_Aufgabe 1:_
Ersetze im Text zum Wohngeld „Eigentümer“ durch „Wohnungseigentümer“ und gib den Abschnitt wieder, der mit den Worten „Ob man wohngeldberechtigt“ beginnt und mit „nicht tragen können.“ endet.

═════ Extrahierter Text ═════

Geplant ist ein Start zum 1. Januar 2023. Allerdings muss dafür das Gesetz bis Ende November gebilligt worden sein. Der Bundesrat muss noch zustimmen.
Allerdings wird es Wochen oder sogar Monate dauern, bis die Anträge für das neue Wohngeld dann durch sind. Der Bundesverband der Verbraucherzentralen warnt bei der Umsetzung der Wohngeld-Reform vor einer Überlastung der Ämter zu Beginn des neuen Jahres. „Da droht zum Jahresanfang ein Ämter-Chaos, so dass Menschen wochen- oder sogar monatelang auf die Bearbeitung und Auszahlung warten müssten“, sagte Verbandschefin Ramona Pop der „Welt“. Als Grund nannte sie die Ausweitung des Wohngeldes und der Heizkostenzuschüsse für niedrige Einkommensgruppen.

Wohngeld: Wer ist ab 2023 Wohngeldberechtigt?

Wohngeld bekommen aktuell Menschen mit kleinem Einkommen. Im Jahr 2020 erhielten laut Statistischem Bundesamt 618.165 Haushalte Wohngeld. Das waren 1,5 Prozent aller privaten Haushalte in Deutschland, die Hauptwohnsitz sind. Mit dem Wohngeldrechner der Regierung kann man herausfinden, ob man aktuell berechtigt ist und wie viel Geld man theoretisch bekommen könnte. Wenn man Anspruch hat, muss man einen Antrag bei seiner kommunalen Wohngeldbehörde stellen.
Ob man wohngeldberechtigt ist, hängt von einer komplizierten Rechnung ab - eine einfach zu merkende Einkommensschwelle gibt es nicht. Das dürfte ein Grund sein, warum bisher lange nicht alle Haushalte, die ein Recht darauf hätten, auch Wohngeld beantragt haben. Faktoren in der Rechnung sind Einkommen, Miete, Haushaltsgröße und Wohnort. Ob man Wohngeld bekommen könnte, kann man online mit dem Wohngeld-Rechner des Ministeriums ausrechnen lassen.
Menschen, die bereits Sozialleistungen wie die Grundsicherung oder Sozialhilfe erhalten, können kein Wohngeld beantragen. Denn bei ihnen sind Unterkunftskosten schon in diesen Leistungen berücksichtigt. Hilfe beantragen können aber auch Eigentümer, die ihre Wohnung selbst nutzen. Sie können den Wohnzuschuss bekommen, wenn sie wegen eines zu geringen Einkommens laufende Kosten nicht tragen können.

═════ Vorliegende Auflistung ═════

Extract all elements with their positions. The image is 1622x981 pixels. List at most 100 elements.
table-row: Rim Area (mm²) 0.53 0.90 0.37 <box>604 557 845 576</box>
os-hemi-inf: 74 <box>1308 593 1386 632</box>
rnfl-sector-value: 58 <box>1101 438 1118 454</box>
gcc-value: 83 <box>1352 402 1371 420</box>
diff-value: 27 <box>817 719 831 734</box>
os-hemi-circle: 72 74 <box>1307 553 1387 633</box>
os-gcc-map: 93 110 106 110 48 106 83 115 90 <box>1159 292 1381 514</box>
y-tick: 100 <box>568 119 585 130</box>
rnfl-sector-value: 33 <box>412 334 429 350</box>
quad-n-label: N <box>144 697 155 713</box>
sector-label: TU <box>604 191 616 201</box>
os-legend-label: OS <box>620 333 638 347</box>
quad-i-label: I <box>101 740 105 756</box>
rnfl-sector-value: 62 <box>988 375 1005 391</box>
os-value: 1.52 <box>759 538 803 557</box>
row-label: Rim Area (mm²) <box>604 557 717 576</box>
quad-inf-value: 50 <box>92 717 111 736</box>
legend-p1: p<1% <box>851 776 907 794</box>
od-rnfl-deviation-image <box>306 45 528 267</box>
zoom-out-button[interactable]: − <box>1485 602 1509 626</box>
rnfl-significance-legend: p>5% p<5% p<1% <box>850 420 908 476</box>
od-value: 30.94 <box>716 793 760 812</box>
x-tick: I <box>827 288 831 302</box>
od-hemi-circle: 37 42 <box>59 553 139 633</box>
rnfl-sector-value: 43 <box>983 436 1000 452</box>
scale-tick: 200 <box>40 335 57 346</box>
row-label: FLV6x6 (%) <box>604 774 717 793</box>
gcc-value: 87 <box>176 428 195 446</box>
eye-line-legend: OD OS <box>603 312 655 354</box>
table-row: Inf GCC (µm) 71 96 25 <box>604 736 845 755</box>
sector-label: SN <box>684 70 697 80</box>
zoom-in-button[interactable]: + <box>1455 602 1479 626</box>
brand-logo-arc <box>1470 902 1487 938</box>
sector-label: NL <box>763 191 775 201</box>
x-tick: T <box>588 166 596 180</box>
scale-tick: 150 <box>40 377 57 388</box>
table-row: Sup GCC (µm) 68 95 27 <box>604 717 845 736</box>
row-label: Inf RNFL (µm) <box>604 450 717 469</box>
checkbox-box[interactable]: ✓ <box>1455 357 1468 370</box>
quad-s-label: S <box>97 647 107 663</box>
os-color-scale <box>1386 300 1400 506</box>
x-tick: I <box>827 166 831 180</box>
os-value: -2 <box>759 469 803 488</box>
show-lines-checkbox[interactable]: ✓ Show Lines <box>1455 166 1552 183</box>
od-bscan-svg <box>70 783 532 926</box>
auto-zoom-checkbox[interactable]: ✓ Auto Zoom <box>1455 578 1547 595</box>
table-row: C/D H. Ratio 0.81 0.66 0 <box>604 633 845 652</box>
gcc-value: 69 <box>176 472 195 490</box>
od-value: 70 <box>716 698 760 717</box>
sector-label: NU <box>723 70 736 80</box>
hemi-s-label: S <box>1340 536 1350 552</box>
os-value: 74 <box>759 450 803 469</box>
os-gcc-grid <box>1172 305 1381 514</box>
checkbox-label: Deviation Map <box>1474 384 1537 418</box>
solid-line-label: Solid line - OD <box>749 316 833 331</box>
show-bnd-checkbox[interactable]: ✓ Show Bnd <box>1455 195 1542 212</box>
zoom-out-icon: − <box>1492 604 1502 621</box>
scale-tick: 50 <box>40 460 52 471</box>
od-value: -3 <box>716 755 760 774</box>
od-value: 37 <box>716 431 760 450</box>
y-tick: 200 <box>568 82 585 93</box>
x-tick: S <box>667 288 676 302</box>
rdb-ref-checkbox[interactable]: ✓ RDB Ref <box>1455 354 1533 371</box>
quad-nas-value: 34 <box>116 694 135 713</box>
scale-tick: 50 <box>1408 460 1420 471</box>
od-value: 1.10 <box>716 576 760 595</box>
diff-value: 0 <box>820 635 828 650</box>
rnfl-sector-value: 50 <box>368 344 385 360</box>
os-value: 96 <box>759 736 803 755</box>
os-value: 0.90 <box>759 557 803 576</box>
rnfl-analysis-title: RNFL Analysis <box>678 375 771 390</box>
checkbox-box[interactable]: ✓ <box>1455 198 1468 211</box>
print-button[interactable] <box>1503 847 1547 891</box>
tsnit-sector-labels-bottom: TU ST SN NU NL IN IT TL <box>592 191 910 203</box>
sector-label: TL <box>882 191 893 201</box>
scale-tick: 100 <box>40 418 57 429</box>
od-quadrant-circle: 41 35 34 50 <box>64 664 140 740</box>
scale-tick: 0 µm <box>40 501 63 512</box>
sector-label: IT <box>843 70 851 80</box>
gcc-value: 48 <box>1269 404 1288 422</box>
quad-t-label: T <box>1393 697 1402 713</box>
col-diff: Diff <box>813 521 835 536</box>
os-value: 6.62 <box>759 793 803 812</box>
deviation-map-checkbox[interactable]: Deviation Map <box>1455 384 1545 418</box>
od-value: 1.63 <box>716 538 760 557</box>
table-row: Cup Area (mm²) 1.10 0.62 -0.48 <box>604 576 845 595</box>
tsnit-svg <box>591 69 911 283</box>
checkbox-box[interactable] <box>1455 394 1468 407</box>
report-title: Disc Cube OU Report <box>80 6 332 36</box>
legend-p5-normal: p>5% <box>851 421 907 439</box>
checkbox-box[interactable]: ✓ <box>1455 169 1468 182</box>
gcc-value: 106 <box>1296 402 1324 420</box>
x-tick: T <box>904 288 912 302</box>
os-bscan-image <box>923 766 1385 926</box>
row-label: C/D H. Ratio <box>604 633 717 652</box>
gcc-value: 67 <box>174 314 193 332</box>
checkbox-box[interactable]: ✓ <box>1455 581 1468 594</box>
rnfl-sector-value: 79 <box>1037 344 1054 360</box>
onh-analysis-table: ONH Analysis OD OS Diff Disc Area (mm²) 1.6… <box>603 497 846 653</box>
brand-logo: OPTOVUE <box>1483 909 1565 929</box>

═════

_Aufgabe 2:_
Wandle die Auflistung vom Anfang bis einschließlich der Zeile mit „sector-label: NL <box>763 191 775 201</box>“ in eine Markdown-Tabelle mit den Spalten „Nr“ und „Inhalt“ um. Leere Zeilen lässt du dabei weg.

_Schriftliche Antwort 1:_
Ob man wohngeldberechtigt ist, hängt von einer komplizierten Rechnung ab - eine einfach zu merkende Einkommensschwelle gibt es nicht. Das dürfte ein Grund sein, warum bisher lange nicht alle Haushalte, die ein Recht darauf hätten, auch Wohngeld beantragt haben. Faktoren in der Rechnung sind Einkommen, Miete, Haushaltsgröße und Wohnort. Ob man Wohngeld bekommen könnte, kann man online mit dem Wohngeld-Rechner des Ministeriums ausrechnen lassen.
Menschen, die bereits Sozialleistungen wie die Grundsicherung oder Sozialhilfe erhalten, können kein Wohngeld beantragen. Denn bei ihnen sind Unterkunftskosten schon in diesen Leistungen berücksichtigt. Hilfe beantragen können aber auch Wohnungseigentümer, die ihre Wohnung selbst nutzen. Sie können den Wohnzuschuss bekommen, wenn sie wegen eines zu geringen Einkommens laufende Kosten nicht tragen können.

_Schriftliche Antwort 2:_
| Nr | Inhalt |
|---|---|
| 1 | Extract all elements with their positions. The image is 1622x981 pixels. List at most 100 elements. |
| 2 | table-row: Rim Area (mm²) 0.53 0.90 0.37 <box>604 557 845 576</box> |
| 3 | os-hemi-inf: 74 <box>1308 593 1386 632</box> |
| 4 | rnfl-sector-value: 58 <box>1101 438 1118 454</box> |
| 5 | gcc-value: 83 <box>1352 402 1371 420</box> |
| 6 | diff-value: 27 <box>817 719 831 734</box> |
| 7 | os-hemi-circle: 72 74 <box>1307 553 1387 633</box> |
| 8 | os-gcc-map: 93 110 106 110 48 106 83 115 90 <box>1159 292 1381 514</box> |
| 9 | y-tick: 100 <box>568 119 585 130</box> |
| 10 | rnfl-sector-value: 33 <box>412 334 429 350</box> |
| 11 | quad-n-label: N <box>144 697 155 713</box> |
| 12 | sector-label: TU <box>604 191 616 201</box> |
| 13 | os-legend-label: OS <box>620 333 638 347</box> |
| 14 | quad-i-label: I <box>101 740 105 756</box> |
| 15 | rnfl-sector-value: 62 <box>988 375 1005 391</box> |
| 16 | os-value: 1.52 <box>759 538 803 557</box> |
| 17 | row-label: Rim Area (mm²) <box>604 557 717 576</box> |
| 18 | quad-inf-value: 50 <box>92 717 111 736</box> |
| 19 | legend-p1: p<1% <box>851 776 907 794</box> |
| 20 | od-rnfl-deviation-image <box>306 45 528 267</box> |
| 21 | zoom-out-button[interactable]: − <box>1485 602 1509 626</box> |
| 22 | rnfl-significance-legend: p>5% p<5% p<1% <box>850 420 908 476</box> |
| 23 | od-value: 30.94 <box>716 793 760 812</box> |
| 24 | x-tick: I <box>827 288 831 302</box> |
| 25 | od-hemi-circle: 37 42 <box>59 553 139 633</box> |
| 26 | rnfl-sector-value: 43 <box>983 436 1000 452</box> |
| 27 | scale-tick: 200 <box>40 335 57 346</box> |
| 28 | row-label: FLV6x6 (%) <box>604 774 717 793</box> |
| 29 | gcc-value: 87 <box>176 428 195 446</box> |
| 30 | eye-line-legend: OD OS <box>603 312 655 354</box> |
| 31 | table-row: Inf GCC (µm) 71 96 25 <box>604 736 845 755</box> |
| 32 | sector-label: SN <box>684 70 697 80</box> |
| 33 | zoom-in-button[interactable]: + <box>1455 602 1479 626</box> |
| 34 | brand-logo-arc <box>1470 902 1487 938</box> |
| 35 | sector-label: NL <box>763 191 775 201</box> |